Start of Supplied entries

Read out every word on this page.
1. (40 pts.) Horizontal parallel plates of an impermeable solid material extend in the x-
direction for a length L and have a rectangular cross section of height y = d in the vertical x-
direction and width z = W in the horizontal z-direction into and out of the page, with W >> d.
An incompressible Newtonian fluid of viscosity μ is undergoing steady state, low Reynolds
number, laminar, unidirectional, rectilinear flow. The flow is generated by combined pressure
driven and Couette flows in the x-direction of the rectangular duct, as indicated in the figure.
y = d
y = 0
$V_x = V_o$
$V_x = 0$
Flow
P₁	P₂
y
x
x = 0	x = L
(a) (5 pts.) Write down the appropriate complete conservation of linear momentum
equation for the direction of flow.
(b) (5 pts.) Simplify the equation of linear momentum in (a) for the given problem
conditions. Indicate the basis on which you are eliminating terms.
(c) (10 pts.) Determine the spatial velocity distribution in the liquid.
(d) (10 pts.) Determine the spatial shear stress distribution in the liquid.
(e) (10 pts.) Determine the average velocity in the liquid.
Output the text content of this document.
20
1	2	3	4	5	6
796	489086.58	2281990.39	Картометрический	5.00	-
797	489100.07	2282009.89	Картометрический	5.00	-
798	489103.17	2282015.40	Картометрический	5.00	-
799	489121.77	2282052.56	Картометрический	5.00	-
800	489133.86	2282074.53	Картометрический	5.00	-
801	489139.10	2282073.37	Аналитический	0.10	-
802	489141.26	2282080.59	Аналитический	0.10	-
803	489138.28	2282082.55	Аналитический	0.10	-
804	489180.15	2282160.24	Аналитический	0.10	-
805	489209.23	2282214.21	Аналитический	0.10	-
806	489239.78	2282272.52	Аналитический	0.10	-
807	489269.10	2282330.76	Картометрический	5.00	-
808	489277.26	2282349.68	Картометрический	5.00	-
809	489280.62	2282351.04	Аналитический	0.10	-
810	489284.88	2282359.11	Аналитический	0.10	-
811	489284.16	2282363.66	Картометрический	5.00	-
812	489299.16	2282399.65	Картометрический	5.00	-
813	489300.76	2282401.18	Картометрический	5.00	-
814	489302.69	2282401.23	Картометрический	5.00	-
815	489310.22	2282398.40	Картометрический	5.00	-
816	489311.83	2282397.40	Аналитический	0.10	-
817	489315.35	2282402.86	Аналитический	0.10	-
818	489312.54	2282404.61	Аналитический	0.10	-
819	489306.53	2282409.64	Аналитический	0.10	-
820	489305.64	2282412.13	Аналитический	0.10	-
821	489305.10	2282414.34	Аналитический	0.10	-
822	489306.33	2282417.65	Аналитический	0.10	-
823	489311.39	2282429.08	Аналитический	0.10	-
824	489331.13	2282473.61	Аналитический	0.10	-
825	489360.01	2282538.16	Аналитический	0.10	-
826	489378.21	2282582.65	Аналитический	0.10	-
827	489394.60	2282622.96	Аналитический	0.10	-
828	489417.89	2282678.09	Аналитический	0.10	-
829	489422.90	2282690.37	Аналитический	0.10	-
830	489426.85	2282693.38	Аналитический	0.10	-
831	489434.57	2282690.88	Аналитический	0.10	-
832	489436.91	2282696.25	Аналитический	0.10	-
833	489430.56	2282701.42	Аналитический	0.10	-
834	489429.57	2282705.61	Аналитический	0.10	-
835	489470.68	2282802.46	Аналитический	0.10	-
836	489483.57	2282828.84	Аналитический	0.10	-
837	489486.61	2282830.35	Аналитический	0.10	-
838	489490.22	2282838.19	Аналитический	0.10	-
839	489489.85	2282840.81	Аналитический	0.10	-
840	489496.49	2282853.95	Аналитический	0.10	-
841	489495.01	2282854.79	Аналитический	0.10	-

End of Supplied entries

_Goal of the exercise_
Output the data above exactly, please, line for line.

_Written response_
Read out every word on this page.
1. (40 pts.) Horizontal parallel plates of an impermeable solid material extend in the x-
direction for a length L and have a rectangular cross section of height y = d in the vertical x-
direction and width z = W in the horizontal z-direction into and out of the page, with W >> d.
An incompressible Newtonian fluid of viscosity μ is undergoing steady state, low Reynolds
number, laminar, unidirectional, rectilinear flow. The flow is generated by combined pressure
driven and Couette flows in the x-direction of the rectangular duct, as indicated in the figure.
y = d
y = 0
$V_x = V_o$
$V_x = 0$
Flow
P₁	P₂
y
x
x = 0	x = L
(a) (5 pts.) Write down the appropriate complete conservation of linear momentum
equation for the direction of flow.
(b) (5 pts.) Simplify the equation of linear momentum in (a) for the given problem
conditions. Indicate the basis on which you are eliminating terms.
(c) (10 pts.) Determine the spatial velocity distribution in the liquid.
(d) (10 pts.) Determine the spatial shear stress distribution in the liquid.
(e) (10 pts.) Determine the average velocity in the liquid.
Output the text content of this document.
20
1	2	3	4	5	6
796	489086.58	2281990.39	Картометрический	5.00	-
797	489100.07	2282009.89	Картометрический	5.00	-
798	489103.17	2282015.40	Картометрический	5.00	-
799	489121.77	2282052.56	Картометрический	5.00	-
800	489133.86	2282074.53	Картометрический	5.00	-
801	489139.10	2282073.37	Аналитический	0.10	-
802	489141.26	2282080.59	Аналитический	0.10	-
803	489138.28	2282082.55	Аналитический	0.10	-
804	489180.15	2282160.24	Аналитический	0.10	-
805	489209.23	2282214.21	Аналитический	0.10	-
806	489239.78	2282272.52	Аналитический	0.10	-
807	489269.10	2282330.76	Картометрический	5.00	-
808	489277.26	2282349.68	Картометрический	5.00	-
809	489280.62	2282351.04	Аналитический	0.10	-
810	489284.88	2282359.11	Аналитический	0.10	-
811	489284.16	2282363.66	Картометрический	5.00	-
812	489299.16	2282399.65	Картометрический	5.00	-
813	489300.76	2282401.18	Картометрический	5.00	-
814	489302.69	2282401.23	Картометрический	5.00	-
815	489310.22	2282398.40	Картометрический	5.00	-
816	489311.83	2282397.40	Аналитический	0.10	-
817	489315.35	2282402.86	Аналитический	0.10	-
818	489312.54	2282404.61	Аналитический	0.10	-
819	489306.53	2282409.64	Аналитический	0.10	-
820	489305.64	2282412.13	Аналитический	0.10	-
821	489305.10	2282414.34	Аналитический	0.10	-
822	489306.33	2282417.65	Аналитический	0.10	-
823	489311.39	2282429.08	Аналитический	0.10	-
824	489331.13	2282473.61	Аналитический	0.10	-
825	489360.01	2282538.16	Аналитический	0.10	-
826	489378.21	2282582.65	Аналитический	0.10	-
827	489394.60	2282622.96	Аналитический	0.10	-
828	489417.89	2282678.09	Аналитический	0.10	-
829	489422.90	2282690.37	Аналитический	0.10	-
830	489426.85	2282693.38	Аналитический	0.10	-
831	489434.57	2282690.88	Аналитический	0.10	-
832	489436.91	2282696.25	Аналитический	0.10	-
833	489430.56	2282701.42	Аналитический	0.10	-
834	489429.57	2282705.61	Аналитический	0.10	-
835	489470.68	2282802.46	Аналитический	0.10	-
836	489483.57	2282828.84	Аналитический	0.10	-
837	489486.61	2282830.35	Аналитический	0.10	-
838	489490.22	2282838.19	Аналитический	0.10	-
839	489489.85	2282840.81	Аналитический	0.10	-
840	489496.49	2282853.95	Аналитический	0.10	-
841	489495.01	2282854.79	Аналитический	0.10	-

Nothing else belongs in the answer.